▸ Extracted records:
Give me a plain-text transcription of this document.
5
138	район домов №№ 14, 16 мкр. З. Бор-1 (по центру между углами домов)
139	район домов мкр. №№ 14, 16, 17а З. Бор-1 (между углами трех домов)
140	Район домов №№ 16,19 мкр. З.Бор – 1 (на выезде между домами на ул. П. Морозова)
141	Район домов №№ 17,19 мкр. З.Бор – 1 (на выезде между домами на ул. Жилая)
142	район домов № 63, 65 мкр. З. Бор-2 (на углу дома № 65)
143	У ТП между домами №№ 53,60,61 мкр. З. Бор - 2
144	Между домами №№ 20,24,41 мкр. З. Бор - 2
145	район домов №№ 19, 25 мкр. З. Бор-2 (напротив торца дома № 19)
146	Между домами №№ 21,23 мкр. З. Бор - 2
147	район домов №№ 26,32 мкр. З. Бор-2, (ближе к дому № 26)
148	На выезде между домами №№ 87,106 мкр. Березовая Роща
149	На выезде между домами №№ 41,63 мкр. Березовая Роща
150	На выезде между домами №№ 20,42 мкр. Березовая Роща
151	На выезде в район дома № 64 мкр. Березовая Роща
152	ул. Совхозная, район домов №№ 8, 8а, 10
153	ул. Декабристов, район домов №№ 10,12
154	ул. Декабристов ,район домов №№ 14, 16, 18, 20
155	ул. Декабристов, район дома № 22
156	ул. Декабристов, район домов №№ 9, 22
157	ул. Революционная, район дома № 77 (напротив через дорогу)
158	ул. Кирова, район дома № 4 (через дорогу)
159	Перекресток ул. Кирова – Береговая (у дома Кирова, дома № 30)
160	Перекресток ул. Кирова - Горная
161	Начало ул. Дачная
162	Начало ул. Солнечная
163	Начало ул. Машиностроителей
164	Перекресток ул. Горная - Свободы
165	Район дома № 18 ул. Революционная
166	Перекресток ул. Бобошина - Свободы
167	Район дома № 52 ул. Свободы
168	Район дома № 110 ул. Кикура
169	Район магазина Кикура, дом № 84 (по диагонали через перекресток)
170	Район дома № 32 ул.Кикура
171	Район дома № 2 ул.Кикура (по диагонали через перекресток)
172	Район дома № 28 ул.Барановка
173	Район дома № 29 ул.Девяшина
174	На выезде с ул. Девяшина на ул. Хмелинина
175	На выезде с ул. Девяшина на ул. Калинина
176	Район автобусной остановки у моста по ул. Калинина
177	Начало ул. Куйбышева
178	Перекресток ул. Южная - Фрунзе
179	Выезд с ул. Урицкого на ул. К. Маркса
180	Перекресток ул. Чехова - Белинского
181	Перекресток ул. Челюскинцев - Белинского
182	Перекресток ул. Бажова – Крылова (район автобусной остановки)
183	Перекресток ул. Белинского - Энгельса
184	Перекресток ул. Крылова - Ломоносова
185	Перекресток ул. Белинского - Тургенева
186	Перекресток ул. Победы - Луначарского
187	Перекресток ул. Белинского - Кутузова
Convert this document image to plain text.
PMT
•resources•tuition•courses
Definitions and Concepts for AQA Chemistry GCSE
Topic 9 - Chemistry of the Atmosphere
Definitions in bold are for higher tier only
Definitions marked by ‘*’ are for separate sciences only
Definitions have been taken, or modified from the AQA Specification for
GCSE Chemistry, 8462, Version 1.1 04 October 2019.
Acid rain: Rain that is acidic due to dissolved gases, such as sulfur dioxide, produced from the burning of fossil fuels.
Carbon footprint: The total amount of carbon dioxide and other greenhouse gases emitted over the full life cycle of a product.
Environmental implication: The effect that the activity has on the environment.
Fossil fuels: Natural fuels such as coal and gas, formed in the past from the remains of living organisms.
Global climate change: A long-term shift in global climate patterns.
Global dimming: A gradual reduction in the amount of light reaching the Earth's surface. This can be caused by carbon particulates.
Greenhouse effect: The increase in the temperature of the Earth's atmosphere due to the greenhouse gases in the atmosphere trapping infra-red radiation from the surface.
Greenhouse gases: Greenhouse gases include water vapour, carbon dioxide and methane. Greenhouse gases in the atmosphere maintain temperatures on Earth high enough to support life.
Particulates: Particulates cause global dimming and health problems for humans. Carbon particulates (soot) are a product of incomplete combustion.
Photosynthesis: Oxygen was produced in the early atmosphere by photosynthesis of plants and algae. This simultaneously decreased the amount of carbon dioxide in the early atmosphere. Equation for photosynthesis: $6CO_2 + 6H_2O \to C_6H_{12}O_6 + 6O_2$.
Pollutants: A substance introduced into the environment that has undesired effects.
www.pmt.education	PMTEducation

▸ Exercise description: Return the lines above exactly, keeping every word.

▸ Solution to this task:
Give me a plain-text transcription of this document.
5
138	район домов №№ 14, 16 мкр. З. Бор-1 (по центру между углами домов)
139	район домов мкр. №№ 14, 16, 17а З. Бор-1 (между углами трех домов)
140	Район домов №№ 16,19 мкр. З.Бор – 1 (на выезде между домами на ул. П. Морозова)
141	Район домов №№ 17,19 мкр. З.Бор – 1 (на выезде между домами на ул. Жилая)
142	район домов № 63, 65 мкр. З. Бор-2 (на углу дома № 65)
143	У ТП между домами №№ 53,60,61 мкр. З. Бор - 2
144	Между домами №№ 20,24,41 мкр. З. Бор - 2
145	район домов №№ 19, 25 мкр. З. Бор-2 (напротив торца дома № 19)
146	Между домами №№ 21,23 мкр. З. Бор - 2
147	район домов №№ 26,32 мкр. З. Бор-2, (ближе к дому № 26)
148	На выезде между домами №№ 87,106 мкр. Березовая Роща
149	На выезде между домами №№ 41,63 мкр. Березовая Роща
150	На выезде между домами №№ 20,42 мкр. Березовая Роща
151	На выезде в район дома № 64 мкр. Березовая Роща
152	ул. Совхозная, район домов №№ 8, 8а, 10
153	ул. Декабристов, район домов №№ 10,12
154	ул. Декабристов ,район домов №№ 14, 16, 18, 20
155	ул. Декабристов, район дома № 22
156	ул. Декабристов, район домов №№ 9, 22
157	ул. Революционная, район дома № 77 (напротив через дорогу)
158	ул. Кирова, район дома № 4 (через дорогу)
159	Перекресток ул. Кирова – Береговая (у дома Кирова, дома № 30)
160	Перекресток ул. Кирова - Горная
161	Начало ул. Дачная
162	Начало ул. Солнечная
163	Начало ул. Машиностроителей
164	Перекресток ул. Горная - Свободы
165	Район дома № 18 ул. Революционная
166	Перекресток ул. Бобошина - Свободы
167	Район дома № 52 ул. Свободы
168	Район дома № 110 ул. Кикура
169	Район магазина Кикура, дом № 84 (по диагонали через перекресток)
170	Район дома № 32 ул.Кикура
171	Район дома № 2 ул.Кикура (по диагонали через перекресток)
172	Район дома № 28 ул.Барановка
173	Район дома № 29 ул.Девяшина
174	На выезде с ул. Девяшина на ул. Хмелинина
175	На выезде с ул. Девяшина на ул. Калинина
176	Район автобусной остановки у моста по ул. Калинина
177	Начало ул. Куйбышева
178	Перекресток ул. Южная - Фрунзе
179	Выезд с ул. Урицкого на ул. К. Маркса
180	Перекресток ул. Чехова - Белинского
181	Перекресток ул. Челюскинцев - Белинского
182	Перекресток ул. Бажова – Крылова (район автобусной остановки)
183	Перекресток ул. Белинского - Энгельса
184	Перекресток ул. Крылова - Ломоносова
185	Перекресток ул. Белинского - Тургенева
186	Перекресток ул. Победы - Луначарского
187	Перекресток ул. Белинского - Кутузова
Convert this document image to plain text.
PMT
•resources•tuition•courses
Definitions and Concepts for AQA Chemistry GCSE
Topic 9 - Chemistry of the Atmosphere
Definitions in bold are for higher tier only
Definitions marked by ‘*’ are for separate sciences only
Definitions have been taken, or modified from the AQA Specification for
GCSE Chemistry, 8462, Version 1.1 04 October 2019.
Acid rain: Rain that is acidic due to dissolved gases, such as sulfur dioxide, produced from the burning of fossil fuels.
Carbon footprint: The total amount of carbon dioxide and other greenhouse gases emitted over the full life cycle of a product.
Environmental implication: The effect that the activity has on the environment.
Fossil fuels: Natural fuels such as coal and gas, formed in the past from the remains of living organisms.
Global climate change: A long-term shift in global climate patterns.
Global dimming: A gradual reduction in the amount of light reaching the Earth's surface. This can be caused by carbon particulates.
Greenhouse effect: The increase in the temperature of the Earth's atmosphere due to the greenhouse gases in the atmosphere trapping infra-red radiation from the surface.
Greenhouse gases: Greenhouse gases include water vapour, carbon dioxide and methane. Greenhouse gases in the atmosphere maintain temperatures on Earth high enough to support life.
Particulates: Particulates cause global dimming and health problems for humans. Carbon particulates (soot) are a product of incomplete combustion.
Photosynthesis: Oxygen was produced in the early atmosphere by photosynthesis of plants and algae. This simultaneously decreased the amount of carbon dioxide in the early atmosphere. Equation for photosynthesis: $6CO_2 + 6H_2O \to C_6H_{12}O_6 + 6O_2$.
Pollutants: A substance introduced into the environment that has undesired effects.
www.pmt.education	PMTEducation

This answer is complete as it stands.